--- Start ---

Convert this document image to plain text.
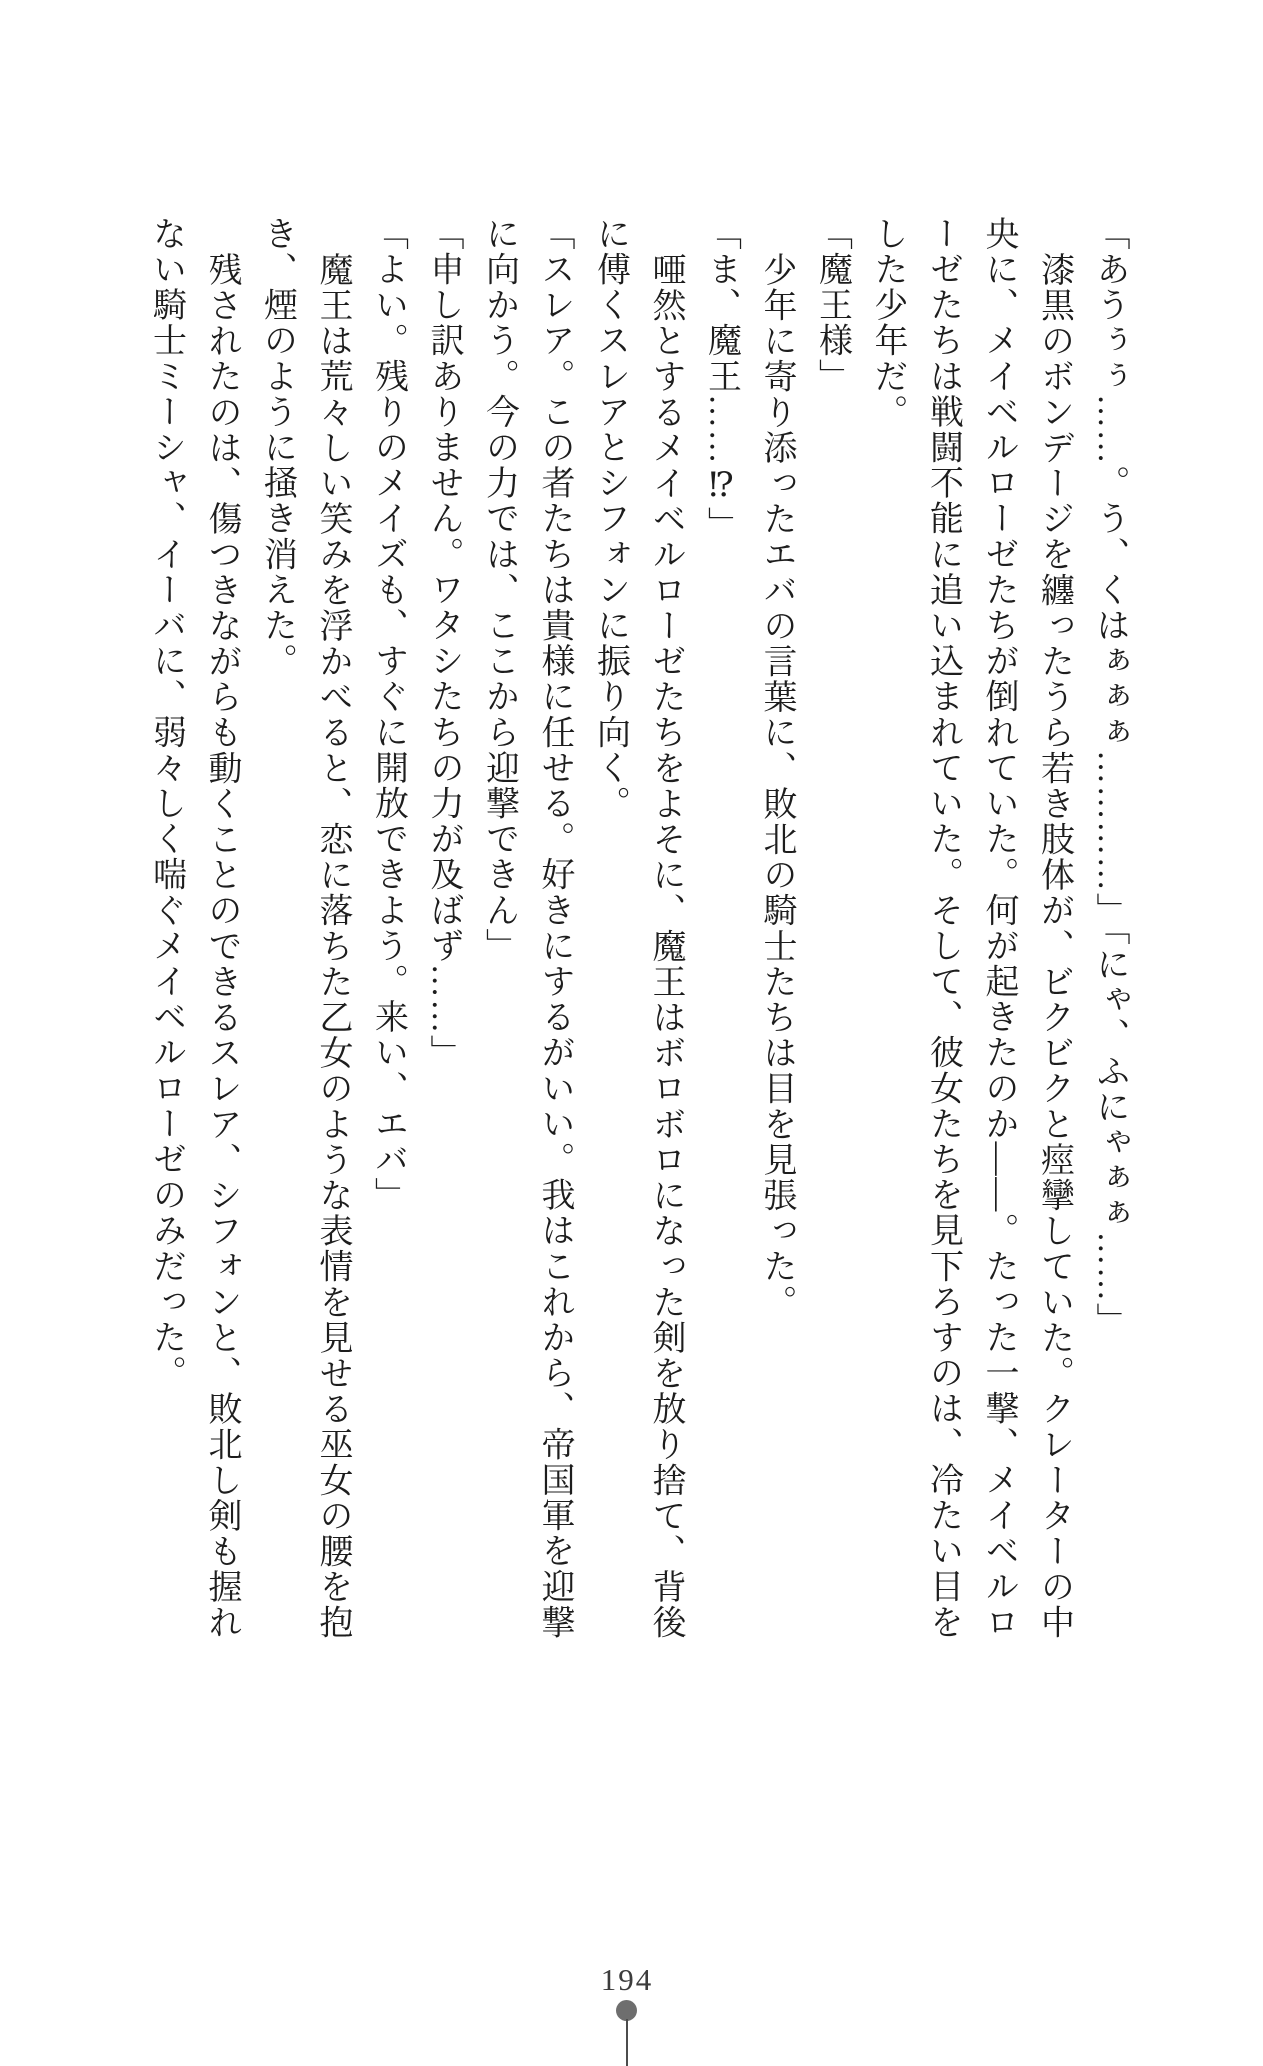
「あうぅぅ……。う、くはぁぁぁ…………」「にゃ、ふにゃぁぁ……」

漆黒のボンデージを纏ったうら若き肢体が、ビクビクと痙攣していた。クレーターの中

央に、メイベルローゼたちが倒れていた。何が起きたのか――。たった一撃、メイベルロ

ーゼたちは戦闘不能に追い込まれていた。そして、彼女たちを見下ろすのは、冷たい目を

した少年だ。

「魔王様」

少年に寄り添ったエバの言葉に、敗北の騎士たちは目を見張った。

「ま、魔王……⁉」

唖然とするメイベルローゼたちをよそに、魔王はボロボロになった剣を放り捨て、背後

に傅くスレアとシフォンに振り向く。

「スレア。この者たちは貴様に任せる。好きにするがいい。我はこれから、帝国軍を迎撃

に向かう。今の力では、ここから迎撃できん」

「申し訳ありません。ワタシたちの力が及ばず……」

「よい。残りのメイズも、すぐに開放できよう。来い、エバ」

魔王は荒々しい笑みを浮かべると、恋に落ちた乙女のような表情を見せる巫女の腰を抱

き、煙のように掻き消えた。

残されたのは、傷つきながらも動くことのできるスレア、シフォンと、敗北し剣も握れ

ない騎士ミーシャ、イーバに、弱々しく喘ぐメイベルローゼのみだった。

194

--- End ---

* _TO DO_: Give the material again exactly as it is, but keep the pictures out.

* _SOLUTION BELOW_:
Convert this document image to plain text.
「あうぅぅ……。う、くはぁぁぁ…………」「にゃ、ふにゃぁぁ……」

漆黒のボンデージを纏ったうら若き肢体が、ビクビクと痙攣していた。クレーターの中

央に、メイベルローゼたちが倒れていた。何が起きたのか――。たった一撃、メイベルロ

ーゼたちは戦闘不能に追い込まれていた。そして、彼女たちを見下ろすのは、冷たい目を

した少年だ。

「魔王様」

少年に寄り添ったエバの言葉に、敗北の騎士たちは目を見張った。

「ま、魔王……⁉」

唖然とするメイベルローゼたちをよそに、魔王はボロボロになった剣を放り捨て、背後

に傅くスレアとシフォンに振り向く。

「スレア。この者たちは貴様に任せる。好きにするがいい。我はこれから、帝国軍を迎撃

に向かう。今の力では、ここから迎撃できん」

「申し訳ありません。ワタシたちの力が及ばず……」

「よい。残りのメイズも、すぐに開放できよう。来い、エバ」

魔王は荒々しい笑みを浮かべると、恋に落ちた乙女のような表情を見せる巫女の腰を抱

き、煙のように掻き消えた。

残されたのは、傷つきながらも動くことのできるスレア、シフォンと、敗北し剣も握れ

ない騎士ミーシャ、イーバに、弱々しく喘ぐメイベルローゼのみだった。

194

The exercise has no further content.